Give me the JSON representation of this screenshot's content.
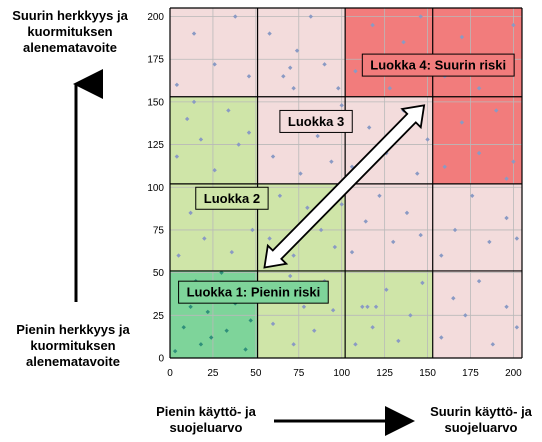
{
  "labels": {
    "y_top": "Suurin herkkyys ja kuormituksen alenematavoite",
    "y_bottom": "Pienin herkkyys ja kuormituksen alenematavoite",
    "x_left": "Pienin käyttö- ja suojeluarvo",
    "x_right": "Suurin käyttö- ja suojeluarvo"
  },
  "chart_data": {
    "type": "scatter",
    "title": "",
    "xlabel": "",
    "ylabel": "",
    "xlim": [
      0,
      205
    ],
    "ylim": [
      0,
      205
    ],
    "x_ticks": [
      0,
      25,
      50,
      75,
      100,
      125,
      150,
      175,
      200
    ],
    "y_ticks": [
      0,
      25,
      50,
      75,
      100,
      125,
      150,
      175,
      200
    ],
    "grid": true,
    "cell_boundaries_x": [
      0,
      51,
      102,
      153,
      205
    ],
    "cell_boundaries_y": [
      0,
      51,
      102,
      153,
      205
    ],
    "cell_class_matrix_bottom_to_top": [
      [
        1,
        2,
        2,
        3
      ],
      [
        2,
        2,
        3,
        3
      ],
      [
        2,
        3,
        3,
        4
      ],
      [
        3,
        3,
        4,
        4
      ]
    ],
    "class_colors": {
      "1": "#7ed49a",
      "2": "#cfe5a8",
      "3": "#f3dcdc",
      "4": "#f27c7c"
    },
    "marker_color": "#8a9ac4",
    "marker_color_dark": "#2f8f7a",
    "classes": [
      {
        "label": "Luokka 1: Pienin riski",
        "x": 5,
        "y": 45
      },
      {
        "label": "Luokka 2",
        "x": 15,
        "y": 100
      },
      {
        "label": "Luokka 3",
        "x": 64,
        "y": 145
      },
      {
        "label": "Luokka 4: Suurin riski",
        "x": 112,
        "y": 178
      }
    ],
    "arrow": {
      "from": [
        55,
        53
      ],
      "to": [
        148,
        148
      ],
      "bidirectional": true
    },
    "points": [
      [
        3,
        4
      ],
      [
        8,
        18
      ],
      [
        12,
        30
      ],
      [
        18,
        8
      ],
      [
        22,
        27
      ],
      [
        27,
        40
      ],
      [
        33,
        16
      ],
      [
        38,
        32
      ],
      [
        44,
        5
      ],
      [
        47,
        22
      ],
      [
        15,
        45
      ],
      [
        30,
        50
      ],
      [
        41,
        44
      ],
      [
        6,
        36
      ],
      [
        24,
        12
      ],
      [
        60,
        20
      ],
      [
        66,
        40
      ],
      [
        72,
        8
      ],
      [
        78,
        30
      ],
      [
        84,
        16
      ],
      [
        90,
        45
      ],
      [
        95,
        28
      ],
      [
        70,
        48
      ],
      [
        108,
        8
      ],
      [
        112,
        30
      ],
      [
        118,
        18
      ],
      [
        126,
        40
      ],
      [
        133,
        10
      ],
      [
        140,
        25
      ],
      [
        147,
        44
      ],
      [
        120,
        30
      ],
      [
        115,
        30
      ],
      [
        158,
        12
      ],
      [
        165,
        35
      ],
      [
        172,
        25
      ],
      [
        180,
        45
      ],
      [
        188,
        8
      ],
      [
        196,
        30
      ],
      [
        202,
        18
      ],
      [
        5,
        60
      ],
      [
        12,
        85
      ],
      [
        20,
        70
      ],
      [
        28,
        95
      ],
      [
        36,
        62
      ],
      [
        44,
        88
      ],
      [
        48,
        75
      ],
      [
        16,
        90
      ],
      [
        58,
        70
      ],
      [
        64,
        95
      ],
      [
        72,
        60
      ],
      [
        80,
        88
      ],
      [
        88,
        75
      ],
      [
        96,
        65
      ],
      [
        100,
        90
      ],
      [
        106,
        62
      ],
      [
        114,
        80
      ],
      [
        122,
        95
      ],
      [
        130,
        68
      ],
      [
        138,
        85
      ],
      [
        146,
        72
      ],
      [
        158,
        60
      ],
      [
        166,
        75
      ],
      [
        176,
        95
      ],
      [
        186,
        68
      ],
      [
        196,
        82
      ],
      [
        202,
        70
      ],
      [
        4,
        118
      ],
      [
        10,
        140
      ],
      [
        18,
        128
      ],
      [
        26,
        110
      ],
      [
        34,
        145
      ],
      [
        40,
        125
      ],
      [
        46,
        132
      ],
      [
        14,
        150
      ],
      [
        60,
        118
      ],
      [
        68,
        140
      ],
      [
        76,
        108
      ],
      [
        86,
        130
      ],
      [
        94,
        115
      ],
      [
        100,
        148
      ],
      [
        106,
        112
      ],
      [
        116,
        135
      ],
      [
        126,
        120
      ],
      [
        136,
        145
      ],
      [
        144,
        108
      ],
      [
        150,
        128
      ],
      [
        160,
        112
      ],
      [
        170,
        138
      ],
      [
        180,
        120
      ],
      [
        190,
        145
      ],
      [
        200,
        115
      ],
      [
        196,
        105
      ],
      [
        4,
        160
      ],
      [
        14,
        190
      ],
      [
        26,
        172
      ],
      [
        38,
        200
      ],
      [
        46,
        165
      ],
      [
        58,
        190
      ],
      [
        66,
        165
      ],
      [
        74,
        180
      ],
      [
        82,
        200
      ],
      [
        90,
        172
      ],
      [
        98,
        158
      ],
      [
        72,
        158
      ],
      [
        70,
        170
      ],
      [
        108,
        168
      ],
      [
        118,
        195
      ],
      [
        128,
        158
      ],
      [
        136,
        185
      ],
      [
        146,
        200
      ],
      [
        160,
        165
      ],
      [
        170,
        188
      ],
      [
        180,
        158
      ],
      [
        190,
        175
      ],
      [
        200,
        195
      ]
    ]
  }
}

· · · · ·

*Exercise requirements*
Using the listing above, state the number of lines that hold "käyttö", with no other text.

*Written response*
2